Present as a numbered list the rows from the line containing "x-tick-label: 7: [59, 317, 66, 331]" through the line containing "data-point: [292, 278, 304, 292]", skipping any blank lines.

**Excerpted data:**
begin

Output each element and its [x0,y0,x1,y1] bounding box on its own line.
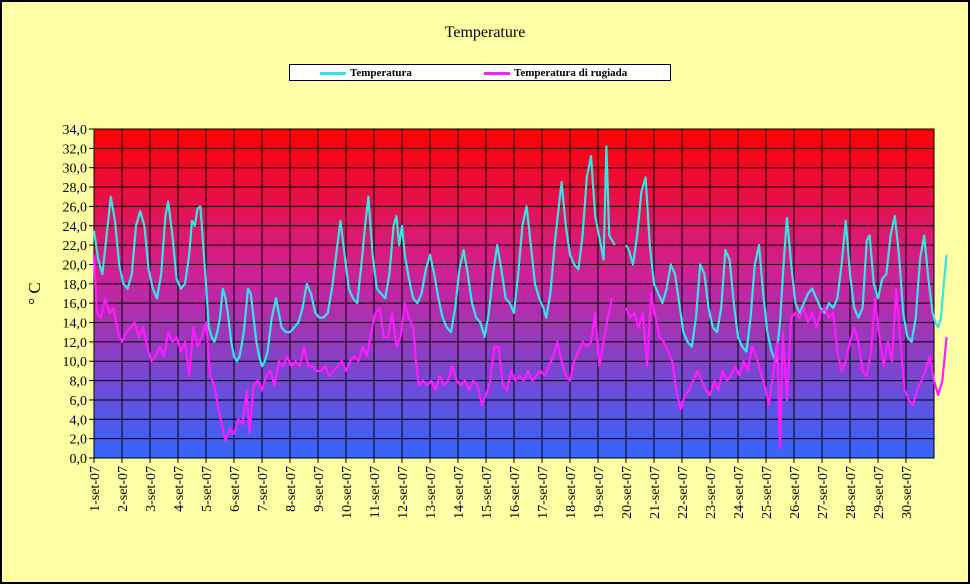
series-line-temperatura-segment-2 [625,176,948,363]
y-tick-label: 18,0 [63,278,88,293]
y-tick-label: 20,0 [63,258,88,273]
legend-swatch-temperatura [320,72,346,75]
y-tick-label: 14,0 [63,317,88,332]
series-line-rugiada-segment-1 [92,254,614,442]
y-tick-label: 22,0 [63,239,88,254]
y-tick-label: 26,0 [63,200,88,215]
x-tick-label: 5-set-07 [200,466,215,512]
y-tick-label: 28,0 [63,181,88,196]
chart-title: Temperature [444,24,526,41]
y-tick-label: 6,0 [70,394,88,409]
legend-swatch-rugiada [484,72,510,75]
x-tick-label: 17-set-07 [536,466,551,519]
x-tick-label: 1-set-07 [88,466,103,512]
x-tick-label: 2-set-07 [116,466,131,512]
y-tick-label: 10,0 [63,355,88,370]
legend-label-rugiada: Temperatura di rugiada [514,67,628,79]
x-tick-label: 25-set-07 [760,466,775,519]
y-tick-label: 16,0 [63,297,88,312]
legend: Temperatura Temperatura di rugiada [289,64,671,81]
series-lines [92,145,948,450]
x-tick-label: 7-set-07 [256,466,271,512]
x-tick-label: 19-set-07 [592,466,607,519]
y-axis: 0,0 2,0 4,0 6,0 8,0 10,0 12,0 14,0 16,0 18,0 20,0 2… [63,123,94,467]
x-tick-label: 11-set-07 [368,466,383,518]
x-tick-label: 13-set-07 [424,466,439,519]
x-tick-label: 9-set-07 [312,466,327,512]
x-tick-label: 28-set-07 [844,466,859,519]
x-tick-label: 16-set-07 [508,466,523,519]
y-tick-label: 0,0 [70,452,88,467]
y-tick-label: 4,0 [70,413,88,428]
y-tick-label: 34,0 [63,123,88,138]
y-tick-label: 12,0 [63,336,88,351]
x-tick-label: 27-set-07 [816,466,831,519]
x-tick-label: 12-set-07 [396,466,411,519]
x-tick-label: 30-set-07 [900,466,915,519]
x-tick-label: 23-set-07 [704,466,719,519]
y-tick-label: 8,0 [70,375,88,390]
x-tick-label: 8-set-07 [284,466,299,512]
series-line-temperatura-segment-1 [92,145,616,368]
x-tick-label: 6-set-07 [228,466,243,512]
x-tick-label: 24-set-07 [732,466,747,519]
x-axis: 1-set-07 2-set-07 3-set-07 4-set-07 5-set-07… [88,458,915,519]
x-tick-label: 14-set-07 [452,466,467,519]
y-axis-label: ° C [25,282,44,304]
x-tick-label: 18-set-07 [564,466,579,519]
y-tick-label: 24,0 [63,220,88,235]
x-tick-label: 21-set-07 [648,466,663,519]
x-tick-label: 10-set-07 [340,466,355,519]
x-tick-label: 3-set-07 [144,466,159,512]
y-tick-label: 2,0 [70,433,88,448]
legend-label-temperatura: Temperatura [350,67,412,79]
x-tick-label: 20-set-07 [620,466,635,519]
x-tick-label: 26-set-07 [788,466,803,519]
series-line-rugiada-segment-2 [624,287,948,450]
y-tick-label: 32,0 [63,142,88,157]
y-tick-label: 30,0 [63,162,88,177]
x-tick-label: 29-set-07 [872,466,887,519]
x-tick-label: 4-set-07 [172,466,187,512]
x-tick-label: 15-set-07 [480,466,495,519]
x-tick-label: 22-set-07 [676,466,691,519]
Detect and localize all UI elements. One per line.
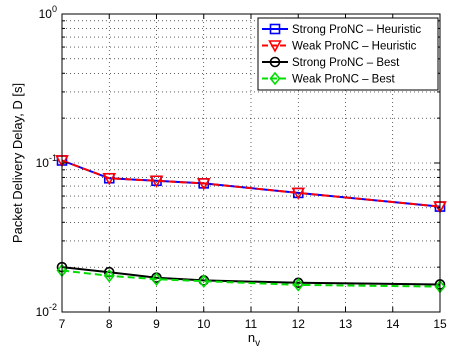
x-tick-label: 7: [59, 317, 66, 331]
series-line: [61, 266, 441, 286]
y-tick-label: 100: [39, 4, 57, 21]
legend-marker: [269, 56, 281, 68]
legend-marker: [268, 40, 282, 53]
legend-marker: [269, 23, 281, 35]
series-line: [61, 269, 441, 288]
x-tick-label: 9: [153, 317, 160, 331]
legend-entry: Weak ProNC – Heuristic: [262, 40, 417, 53]
x-axis-label-sub: v: [255, 338, 260, 349]
data-point: [291, 187, 306, 201]
data-point: [292, 278, 304, 292]
axis-ticks: 7 8 9 10 11 12 13 14 15 10-2 10-1 100: [36, 4, 447, 331]
legend-label: Weak ProNC – Best: [292, 74, 395, 86]
y-tick-label: 10-2: [36, 302, 57, 319]
series-2: [55, 155, 447, 214]
legend-entry: Strong ProNC – Best: [262, 56, 400, 69]
x-tick-label: 15: [433, 317, 447, 331]
grid-lines: [62, 14, 440, 312]
x-tick-label: 12: [292, 317, 306, 331]
x-tick-label: 8: [106, 317, 113, 331]
data-point: [103, 269, 115, 283]
legend-label: Strong ProNC – Best: [292, 57, 400, 69]
legend-marker: [269, 71, 281, 86]
series-line: [61, 159, 441, 208]
x-tick-label: 10: [197, 317, 211, 331]
x-axis-label-main: n: [248, 330, 255, 345]
x-axis-label: nv: [248, 330, 260, 349]
data-point: [102, 172, 117, 186]
legend-label: Weak ProNC – Heuristic: [292, 41, 417, 53]
x-tick-label: 11: [245, 317, 258, 331]
x-tick-label: 14: [386, 317, 400, 331]
data-point: [150, 272, 163, 286]
y-axis-label: Packet Delivery Delay, D [s]: [10, 83, 25, 243]
legend: Strong ProNC – Heuristic Weak ProNC – Heu…: [257, 17, 439, 91]
y-tick-label: 10-1: [36, 153, 57, 170]
legend-entry: Strong ProNC – Heuristic: [262, 23, 421, 36]
legend-entry: Weak ProNC – Best: [262, 71, 395, 86]
data-point: [196, 178, 211, 191]
data-point: [198, 274, 210, 288]
x-tick-label: 13: [339, 317, 353, 331]
data-point: [149, 175, 164, 188]
legend-label: Strong ProNC – Heuristic: [292, 24, 421, 36]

end

**The solution:**
1. x-tick-label: 7: [59, 317, 66, 331]
2. series-line: [61, 266, 441, 286]
3. y-tick-label: 100: [39, 4, 57, 21]
4. legend-marker: [269, 56, 281, 68]
5. legend-marker: [268, 40, 282, 53]
6. legend-marker: [269, 23, 281, 35]
7. series-line: [61, 269, 441, 288]
8. x-tick-label: 9: [153, 317, 160, 331]
9. legend-entry: Weak ProNC – Heuristic: [262, 40, 417, 53]
10. x-axis-label-sub: v: [255, 338, 260, 349]
11. data-point: [291, 187, 306, 201]
12. data-point: [292, 278, 304, 292]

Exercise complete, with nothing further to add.